TEXTE SOURCE>
┌────────

Désindexation des pensions : le gouvernement se déchaîne contre le pouvoir d’achat des retraités

Communiqués / 15 janvier 2013 / Mots-clés : , , /

Communiqué de Marine Le Pen, Présidente du Front National

Sous la pression du MEDEF, syndicats et gouvernement sont en train d’accepter la scandaleuse proposition de désindexer les retraites complémentaires de l’inflation. On apprend ce matin que Jérôme Cahuzac envisage de s’inspirer de cette mesure pour l’étendre au régime général.

Après la mise en place d’une nouvelle taxe de 0,3 %, ces décisions seraient un nouveau coup terrible porté au pouvoir d’achat des retraités.

La désindexation en elle-même est très condamnable. Mais la méthode fallacieuse du gouvernement l’est tout autant. Il s’appuie en effet sur les « négociations des partenaires sociaux », en réalité sur les propositions ultralibérales du MEDEF soutenues par des syndicats complices, pour s’attaquer sans retenue et sans discernement au pouvoir d’achat des retraités. Rappelons qu’un million d’entre eux vivent déjà sous le seuil de pauvreté.

Par tous les bouts, le gouvernement semble vouloir ponctionner les Français. Il n’avoue pas ses intentions mais elles sont désormais claires : il lui faut récupérer le maximum d’argent, par des impôts et taxes de toutes sortes, désormais par des baisses des pensions, pour obéir au diktat de l’Union européenne, de la BCE et du FMI. Nous prenons clairement le chemin de l’Italie, de l’Espagne, du Portugal et de la Grèce. L’austérité commence à faire ses ravages et le pays s’avance vers une crise sociale effroyable.

└────────

CONSIGNE> Reprenez le communiqué sur la désindexation des pensions et poursuivez-le après sa dernière phrase. Les entrées n'ont aucun lien avec le communiqué.

CONTENU EXTRAIT>
┌────────

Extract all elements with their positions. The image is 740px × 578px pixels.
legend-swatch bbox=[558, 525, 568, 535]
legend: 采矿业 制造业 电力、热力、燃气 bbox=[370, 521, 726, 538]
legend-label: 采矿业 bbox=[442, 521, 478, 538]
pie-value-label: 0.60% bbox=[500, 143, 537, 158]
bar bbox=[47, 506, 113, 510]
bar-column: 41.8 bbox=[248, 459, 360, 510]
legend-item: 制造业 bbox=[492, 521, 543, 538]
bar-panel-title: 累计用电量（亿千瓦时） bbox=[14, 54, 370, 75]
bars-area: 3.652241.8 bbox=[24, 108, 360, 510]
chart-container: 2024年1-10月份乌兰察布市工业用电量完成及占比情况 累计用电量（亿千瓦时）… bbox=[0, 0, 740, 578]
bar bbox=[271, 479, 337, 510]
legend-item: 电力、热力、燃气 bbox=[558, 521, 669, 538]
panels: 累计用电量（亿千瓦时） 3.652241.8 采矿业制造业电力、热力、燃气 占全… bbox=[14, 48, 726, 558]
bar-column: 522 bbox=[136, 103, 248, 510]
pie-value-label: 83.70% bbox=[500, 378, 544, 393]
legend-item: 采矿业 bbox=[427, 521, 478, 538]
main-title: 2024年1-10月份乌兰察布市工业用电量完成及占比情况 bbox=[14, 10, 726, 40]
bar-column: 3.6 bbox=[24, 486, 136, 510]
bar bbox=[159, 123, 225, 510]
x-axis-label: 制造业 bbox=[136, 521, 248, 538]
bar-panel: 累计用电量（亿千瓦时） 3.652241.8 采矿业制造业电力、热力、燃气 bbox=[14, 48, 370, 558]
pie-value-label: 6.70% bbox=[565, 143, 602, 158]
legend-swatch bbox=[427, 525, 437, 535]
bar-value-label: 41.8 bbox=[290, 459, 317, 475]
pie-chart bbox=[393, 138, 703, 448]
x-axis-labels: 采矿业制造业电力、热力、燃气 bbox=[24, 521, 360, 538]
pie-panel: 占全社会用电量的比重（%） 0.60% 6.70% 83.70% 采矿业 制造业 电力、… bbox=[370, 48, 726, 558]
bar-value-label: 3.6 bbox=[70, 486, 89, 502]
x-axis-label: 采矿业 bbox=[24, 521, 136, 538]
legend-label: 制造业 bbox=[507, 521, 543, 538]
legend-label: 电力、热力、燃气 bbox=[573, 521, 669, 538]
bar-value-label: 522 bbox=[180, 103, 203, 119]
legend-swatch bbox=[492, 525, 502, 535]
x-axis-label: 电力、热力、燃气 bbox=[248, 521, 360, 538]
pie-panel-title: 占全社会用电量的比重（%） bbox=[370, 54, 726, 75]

└────────

RÉSULTAT>
Marine Le Pen condamne vigoureusement cette mesure envisagée. Elle rappelle que c’est déjà un gouvernement socialiste qui a désindexé les salaires de l’inflation au début des années 1980, signe que l’ultralibéralisme et le mépris du pouvoir d’achat des Français sont bien des valeurs communes à la gauche et la droite. Elle rappelle également que le taux d’inflation officiel défini par l’INSEE, sur la base duquel sont aujourd’hui indexées les pensions, est déjà un taux sous-estimé, beaucoup plus bas que l’inflation ressentie par les ménages, puisque le panier moyen de consommation qui sert au calcul de l’évolution des prix ne tient pas compte des réalités économiques contemporaines (et notamment de la part des loyers). Jamais la gauche ni la droite n’ont voulu remettre cela en cause.

Marine Le Pen a annoncé lors de ses vœux aux Français son soutien total en cette année 2013 aux petits retraités. Qu’ils comptent sur elle pour révéler la réalité ultralibérale de la politique conduite par le gouvernement, pour défendre leurs intérêts face à une classe politique engluée dans ses dogmes, et pour promouvoir un autre modèle économique qui mette l’intérêt des Français au cœur de tout (baisse des dépenses inutiles, protection de nos frontières économiques, fin du diktat monétaire et budgétaire de l’Union européenne).